Problem 1 again
So I read a comment on reddit about how bad my maths was (and how badly I abuse Erlang too). I started reading Algorithms in a Nutshell as I figured I might have enough maths now to understand it. Well I don't really but I did understand the Big O notation stuff at the start enough to understand the comment on reddit:
Ah, what a misuse of Erlang, especially considering that all the 3 programs presented are all O(n) far from the optimal O(1). The guy should learn some math rather than experimenting with 'creating a process for every number'. His next post about problem 2 is not much better (he does 'find the sum of fibs below 4mln' by evaluating fib(n) from scratch until it becomes bigger than 4mln), but at least there he confesses: 'I am really let down by my lack of maths at school.'
So I read the PDF again from Project Euler solution (which I earned the right to read by misusing myself to a solution).
I think I understand the optimal solution well enough, and I was certainly able to implement it:
problem1(Target) -> sumDivBy(3, Target) + sumDivBy(5, Target) - sumDivBy(15, Target). sumDivBy(N, Target) -> P = Target div N, N * (P * (P+1)) div 2.
And that is much better.
Now I'm not tooooo cut up by the comments (not ready yet). I didn't get any maths education beyond 16, and what I got up to then was rubbish but at least I am trying to rectify it. My parallel processing attempt was educational for me. I can never do anything without a practical motivation.
The problem is: I understand how the above solution works and I can see that it is optimal but without being taught it I doubt I would have got anywhere near it on my own.

Information supplied ->
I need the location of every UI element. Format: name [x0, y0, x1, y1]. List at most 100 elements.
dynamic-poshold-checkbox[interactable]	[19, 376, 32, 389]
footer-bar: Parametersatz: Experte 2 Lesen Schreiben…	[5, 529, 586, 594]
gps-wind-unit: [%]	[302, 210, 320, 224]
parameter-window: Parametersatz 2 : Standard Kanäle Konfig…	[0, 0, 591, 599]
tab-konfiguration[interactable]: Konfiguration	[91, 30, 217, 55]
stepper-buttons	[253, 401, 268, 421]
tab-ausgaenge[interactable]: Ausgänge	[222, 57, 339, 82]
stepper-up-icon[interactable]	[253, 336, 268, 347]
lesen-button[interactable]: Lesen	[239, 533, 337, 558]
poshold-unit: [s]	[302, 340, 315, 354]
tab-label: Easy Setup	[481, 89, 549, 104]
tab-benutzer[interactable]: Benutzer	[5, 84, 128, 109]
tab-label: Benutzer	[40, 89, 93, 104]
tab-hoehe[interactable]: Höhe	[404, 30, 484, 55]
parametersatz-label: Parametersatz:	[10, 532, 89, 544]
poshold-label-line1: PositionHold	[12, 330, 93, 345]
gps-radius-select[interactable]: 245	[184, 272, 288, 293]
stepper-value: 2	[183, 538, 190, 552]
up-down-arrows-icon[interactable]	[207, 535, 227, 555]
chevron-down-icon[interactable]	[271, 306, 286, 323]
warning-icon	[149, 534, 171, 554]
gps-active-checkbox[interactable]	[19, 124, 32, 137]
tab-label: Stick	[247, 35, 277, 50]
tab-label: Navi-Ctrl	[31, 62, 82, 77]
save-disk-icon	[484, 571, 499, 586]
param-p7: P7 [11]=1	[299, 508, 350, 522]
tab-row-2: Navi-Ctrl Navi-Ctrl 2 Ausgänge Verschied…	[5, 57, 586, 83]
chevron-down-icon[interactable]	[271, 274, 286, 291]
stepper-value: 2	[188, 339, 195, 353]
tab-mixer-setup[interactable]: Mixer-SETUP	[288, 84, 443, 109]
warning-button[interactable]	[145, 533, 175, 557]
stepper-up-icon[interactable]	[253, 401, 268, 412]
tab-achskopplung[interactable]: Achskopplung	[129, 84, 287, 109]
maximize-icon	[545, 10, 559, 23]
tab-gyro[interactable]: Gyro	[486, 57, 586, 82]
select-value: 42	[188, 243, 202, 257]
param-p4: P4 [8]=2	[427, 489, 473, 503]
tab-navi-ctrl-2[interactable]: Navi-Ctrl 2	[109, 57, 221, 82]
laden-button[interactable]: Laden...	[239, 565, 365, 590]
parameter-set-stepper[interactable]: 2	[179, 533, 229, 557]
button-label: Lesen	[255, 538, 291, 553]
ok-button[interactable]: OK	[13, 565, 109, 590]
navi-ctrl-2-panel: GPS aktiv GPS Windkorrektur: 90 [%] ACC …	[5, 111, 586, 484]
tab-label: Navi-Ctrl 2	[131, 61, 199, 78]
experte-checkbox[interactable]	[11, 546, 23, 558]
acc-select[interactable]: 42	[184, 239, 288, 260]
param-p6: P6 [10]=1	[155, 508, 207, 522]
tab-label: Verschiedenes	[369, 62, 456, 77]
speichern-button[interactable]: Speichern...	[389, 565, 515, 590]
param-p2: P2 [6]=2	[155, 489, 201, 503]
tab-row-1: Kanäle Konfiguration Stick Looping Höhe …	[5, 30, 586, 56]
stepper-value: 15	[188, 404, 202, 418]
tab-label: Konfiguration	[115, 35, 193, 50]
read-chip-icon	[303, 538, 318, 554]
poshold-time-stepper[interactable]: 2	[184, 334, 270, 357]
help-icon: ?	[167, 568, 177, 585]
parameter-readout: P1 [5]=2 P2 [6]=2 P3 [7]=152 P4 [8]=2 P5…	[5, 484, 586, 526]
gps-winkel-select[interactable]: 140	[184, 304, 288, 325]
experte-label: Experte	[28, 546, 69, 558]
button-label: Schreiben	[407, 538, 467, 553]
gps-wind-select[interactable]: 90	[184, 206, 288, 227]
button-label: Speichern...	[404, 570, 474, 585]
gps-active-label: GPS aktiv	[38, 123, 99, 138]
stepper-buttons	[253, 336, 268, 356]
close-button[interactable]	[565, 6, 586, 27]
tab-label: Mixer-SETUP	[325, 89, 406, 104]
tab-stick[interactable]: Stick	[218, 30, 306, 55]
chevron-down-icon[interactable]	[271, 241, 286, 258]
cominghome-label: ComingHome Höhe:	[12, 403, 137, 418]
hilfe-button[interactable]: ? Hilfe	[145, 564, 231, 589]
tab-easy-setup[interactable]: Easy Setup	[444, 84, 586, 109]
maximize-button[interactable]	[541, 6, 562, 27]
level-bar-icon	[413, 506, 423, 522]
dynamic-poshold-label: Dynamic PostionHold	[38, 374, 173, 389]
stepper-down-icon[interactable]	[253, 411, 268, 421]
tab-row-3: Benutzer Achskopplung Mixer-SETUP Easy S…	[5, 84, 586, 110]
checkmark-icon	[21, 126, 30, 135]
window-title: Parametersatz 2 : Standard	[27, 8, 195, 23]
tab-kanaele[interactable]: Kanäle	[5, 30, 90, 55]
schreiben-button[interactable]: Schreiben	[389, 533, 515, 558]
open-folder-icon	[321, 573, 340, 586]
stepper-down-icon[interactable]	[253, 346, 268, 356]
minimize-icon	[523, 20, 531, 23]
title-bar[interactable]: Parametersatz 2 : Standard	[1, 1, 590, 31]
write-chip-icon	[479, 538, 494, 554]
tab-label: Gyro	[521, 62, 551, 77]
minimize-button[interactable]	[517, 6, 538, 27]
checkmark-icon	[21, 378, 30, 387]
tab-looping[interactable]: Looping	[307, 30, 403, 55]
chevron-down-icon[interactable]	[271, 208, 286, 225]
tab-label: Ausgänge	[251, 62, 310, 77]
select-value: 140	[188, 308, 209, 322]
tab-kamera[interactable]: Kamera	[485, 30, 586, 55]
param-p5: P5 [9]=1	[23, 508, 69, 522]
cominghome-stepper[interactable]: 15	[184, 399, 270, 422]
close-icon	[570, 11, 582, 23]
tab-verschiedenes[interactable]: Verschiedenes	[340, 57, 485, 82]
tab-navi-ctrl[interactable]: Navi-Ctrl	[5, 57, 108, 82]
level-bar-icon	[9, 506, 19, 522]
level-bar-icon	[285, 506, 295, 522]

About this task -> In the post about Project Euler problem 1, which book did the writer begin reading after seeing the reddit comment?

Your solution -> Algorithms in a Nutshell